> [Written request]:
Where the string "目标是前进的动力" occurs in the material below, report the whole line.

> [Data section]:
-*-*-
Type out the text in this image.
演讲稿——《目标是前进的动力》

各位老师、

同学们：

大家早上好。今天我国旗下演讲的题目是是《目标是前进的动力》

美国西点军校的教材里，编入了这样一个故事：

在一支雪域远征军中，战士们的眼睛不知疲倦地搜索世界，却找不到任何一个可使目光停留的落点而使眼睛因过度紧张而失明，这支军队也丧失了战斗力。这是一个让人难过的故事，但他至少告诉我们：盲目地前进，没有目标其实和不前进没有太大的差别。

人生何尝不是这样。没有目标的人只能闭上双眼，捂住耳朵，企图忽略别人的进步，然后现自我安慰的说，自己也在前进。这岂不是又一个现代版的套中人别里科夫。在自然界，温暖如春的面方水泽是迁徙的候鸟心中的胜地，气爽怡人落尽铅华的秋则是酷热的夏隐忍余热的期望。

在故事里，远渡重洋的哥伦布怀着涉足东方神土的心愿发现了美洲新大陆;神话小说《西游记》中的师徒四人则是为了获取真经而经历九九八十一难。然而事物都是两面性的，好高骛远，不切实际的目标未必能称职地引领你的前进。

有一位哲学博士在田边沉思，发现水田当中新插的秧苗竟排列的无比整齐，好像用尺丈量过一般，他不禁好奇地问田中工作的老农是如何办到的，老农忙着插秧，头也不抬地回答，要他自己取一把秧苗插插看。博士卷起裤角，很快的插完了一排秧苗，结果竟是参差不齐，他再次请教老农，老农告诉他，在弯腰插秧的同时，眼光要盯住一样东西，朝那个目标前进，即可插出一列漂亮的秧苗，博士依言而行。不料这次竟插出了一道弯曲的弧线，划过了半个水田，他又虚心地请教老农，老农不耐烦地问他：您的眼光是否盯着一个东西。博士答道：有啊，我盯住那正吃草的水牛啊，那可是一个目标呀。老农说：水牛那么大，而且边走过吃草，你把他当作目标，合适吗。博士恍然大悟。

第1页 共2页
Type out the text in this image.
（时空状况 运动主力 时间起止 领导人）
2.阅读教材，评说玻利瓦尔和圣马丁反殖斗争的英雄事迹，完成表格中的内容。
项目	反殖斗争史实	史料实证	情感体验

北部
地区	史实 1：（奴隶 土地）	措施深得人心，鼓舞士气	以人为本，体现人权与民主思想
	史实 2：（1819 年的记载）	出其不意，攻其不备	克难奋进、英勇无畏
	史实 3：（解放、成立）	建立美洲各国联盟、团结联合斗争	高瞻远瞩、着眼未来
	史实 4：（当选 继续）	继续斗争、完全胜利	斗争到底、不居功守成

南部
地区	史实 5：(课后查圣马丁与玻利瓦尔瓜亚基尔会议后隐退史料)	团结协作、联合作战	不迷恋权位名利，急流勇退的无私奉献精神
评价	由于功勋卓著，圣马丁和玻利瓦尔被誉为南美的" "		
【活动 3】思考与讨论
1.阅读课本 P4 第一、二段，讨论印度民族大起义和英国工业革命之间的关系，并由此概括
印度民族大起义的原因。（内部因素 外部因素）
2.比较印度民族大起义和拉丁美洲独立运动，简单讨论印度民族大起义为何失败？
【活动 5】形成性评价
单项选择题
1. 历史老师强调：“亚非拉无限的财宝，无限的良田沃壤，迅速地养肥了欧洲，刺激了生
-*-*-
> [Answer to this exercise]:
演讲稿——《目标是前进的动力》
大家早上好。今天我国旗下演讲的题目是是《目标是前进的动力》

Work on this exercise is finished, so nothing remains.